:: Data excerpts ::

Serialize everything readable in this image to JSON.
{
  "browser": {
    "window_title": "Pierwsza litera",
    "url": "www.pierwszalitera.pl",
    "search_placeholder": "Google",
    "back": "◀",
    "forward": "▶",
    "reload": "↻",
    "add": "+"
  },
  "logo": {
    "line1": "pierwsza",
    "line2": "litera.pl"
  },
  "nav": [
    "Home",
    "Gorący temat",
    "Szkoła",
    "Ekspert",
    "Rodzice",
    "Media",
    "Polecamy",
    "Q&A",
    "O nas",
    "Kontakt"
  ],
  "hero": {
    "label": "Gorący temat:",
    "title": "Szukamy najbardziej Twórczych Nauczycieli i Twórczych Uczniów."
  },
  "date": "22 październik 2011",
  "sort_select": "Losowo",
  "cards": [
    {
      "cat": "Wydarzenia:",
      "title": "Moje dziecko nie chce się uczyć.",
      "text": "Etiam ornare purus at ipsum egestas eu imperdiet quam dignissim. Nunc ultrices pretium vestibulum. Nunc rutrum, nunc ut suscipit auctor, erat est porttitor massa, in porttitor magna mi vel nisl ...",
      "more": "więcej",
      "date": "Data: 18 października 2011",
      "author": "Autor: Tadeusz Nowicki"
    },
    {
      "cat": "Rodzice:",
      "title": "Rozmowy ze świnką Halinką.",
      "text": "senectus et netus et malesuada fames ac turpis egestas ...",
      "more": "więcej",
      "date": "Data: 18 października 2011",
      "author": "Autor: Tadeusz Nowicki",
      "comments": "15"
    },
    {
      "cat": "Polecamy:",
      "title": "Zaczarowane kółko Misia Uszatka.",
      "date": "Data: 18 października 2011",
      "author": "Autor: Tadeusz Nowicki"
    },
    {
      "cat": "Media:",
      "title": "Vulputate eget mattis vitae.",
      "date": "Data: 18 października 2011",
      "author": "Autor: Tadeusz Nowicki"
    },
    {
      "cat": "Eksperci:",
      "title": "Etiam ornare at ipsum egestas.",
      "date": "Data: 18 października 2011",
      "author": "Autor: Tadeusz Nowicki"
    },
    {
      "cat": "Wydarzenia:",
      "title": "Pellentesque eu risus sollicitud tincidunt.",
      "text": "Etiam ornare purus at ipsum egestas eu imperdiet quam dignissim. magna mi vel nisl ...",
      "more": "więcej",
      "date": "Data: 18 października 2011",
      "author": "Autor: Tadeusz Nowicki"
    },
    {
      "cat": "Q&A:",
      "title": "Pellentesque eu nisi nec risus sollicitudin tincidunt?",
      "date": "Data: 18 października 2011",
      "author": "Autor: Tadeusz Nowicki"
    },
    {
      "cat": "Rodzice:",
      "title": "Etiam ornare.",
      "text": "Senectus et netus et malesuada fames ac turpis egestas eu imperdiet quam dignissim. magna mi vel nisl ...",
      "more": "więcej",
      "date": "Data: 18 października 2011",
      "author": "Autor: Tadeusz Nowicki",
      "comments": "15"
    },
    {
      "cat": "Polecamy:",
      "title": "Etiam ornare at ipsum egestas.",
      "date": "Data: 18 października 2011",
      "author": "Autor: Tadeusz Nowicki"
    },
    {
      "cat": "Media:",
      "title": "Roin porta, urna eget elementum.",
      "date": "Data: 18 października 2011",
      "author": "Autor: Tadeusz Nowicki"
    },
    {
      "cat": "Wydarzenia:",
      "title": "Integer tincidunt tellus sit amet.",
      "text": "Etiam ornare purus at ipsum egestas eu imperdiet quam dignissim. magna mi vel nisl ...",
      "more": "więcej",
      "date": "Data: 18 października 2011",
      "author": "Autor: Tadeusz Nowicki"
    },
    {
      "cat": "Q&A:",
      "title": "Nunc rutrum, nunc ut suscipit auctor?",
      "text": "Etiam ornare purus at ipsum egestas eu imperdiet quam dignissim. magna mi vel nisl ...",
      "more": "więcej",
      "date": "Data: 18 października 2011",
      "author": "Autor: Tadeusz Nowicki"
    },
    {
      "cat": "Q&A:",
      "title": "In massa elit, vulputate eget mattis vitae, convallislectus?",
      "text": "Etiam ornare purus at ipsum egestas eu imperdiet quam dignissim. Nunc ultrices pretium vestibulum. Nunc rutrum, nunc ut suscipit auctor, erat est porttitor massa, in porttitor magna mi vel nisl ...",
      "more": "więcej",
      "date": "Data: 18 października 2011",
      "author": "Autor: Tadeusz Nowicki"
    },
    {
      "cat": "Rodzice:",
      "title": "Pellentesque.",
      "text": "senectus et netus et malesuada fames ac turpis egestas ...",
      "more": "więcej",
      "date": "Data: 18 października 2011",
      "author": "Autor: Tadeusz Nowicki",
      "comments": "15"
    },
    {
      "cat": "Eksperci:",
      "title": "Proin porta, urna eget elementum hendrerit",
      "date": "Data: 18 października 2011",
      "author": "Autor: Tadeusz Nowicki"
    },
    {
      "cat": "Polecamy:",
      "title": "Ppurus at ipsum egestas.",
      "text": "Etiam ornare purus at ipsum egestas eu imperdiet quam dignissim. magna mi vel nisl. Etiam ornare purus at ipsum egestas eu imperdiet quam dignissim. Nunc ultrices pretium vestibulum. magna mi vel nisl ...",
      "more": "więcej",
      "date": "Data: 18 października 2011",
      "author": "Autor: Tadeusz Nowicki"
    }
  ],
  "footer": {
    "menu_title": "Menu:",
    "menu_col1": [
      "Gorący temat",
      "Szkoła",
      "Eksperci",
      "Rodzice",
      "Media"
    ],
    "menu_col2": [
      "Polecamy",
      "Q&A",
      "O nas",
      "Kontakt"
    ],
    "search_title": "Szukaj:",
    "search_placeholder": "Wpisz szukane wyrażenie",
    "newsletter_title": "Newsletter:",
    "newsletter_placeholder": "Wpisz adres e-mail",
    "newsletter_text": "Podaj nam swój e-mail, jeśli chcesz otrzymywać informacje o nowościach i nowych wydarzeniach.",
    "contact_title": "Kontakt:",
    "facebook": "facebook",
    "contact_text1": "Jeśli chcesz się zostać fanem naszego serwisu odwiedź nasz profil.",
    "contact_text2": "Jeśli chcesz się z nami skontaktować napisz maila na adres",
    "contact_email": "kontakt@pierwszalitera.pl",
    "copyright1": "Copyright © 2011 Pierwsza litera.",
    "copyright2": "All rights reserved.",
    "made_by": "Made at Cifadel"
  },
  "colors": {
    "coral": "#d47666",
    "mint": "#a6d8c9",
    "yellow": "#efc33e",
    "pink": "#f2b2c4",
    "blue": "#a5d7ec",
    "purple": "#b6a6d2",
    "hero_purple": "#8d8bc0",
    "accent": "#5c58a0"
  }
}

:::

→ **Set exercise**
Gather all the lines that include the word "pierwszalitera" and copy them out.

→ **The result**
    "url": "www.pierwszalitera.pl",
    "contact_email": "kontakt@pierwszalitera.pl",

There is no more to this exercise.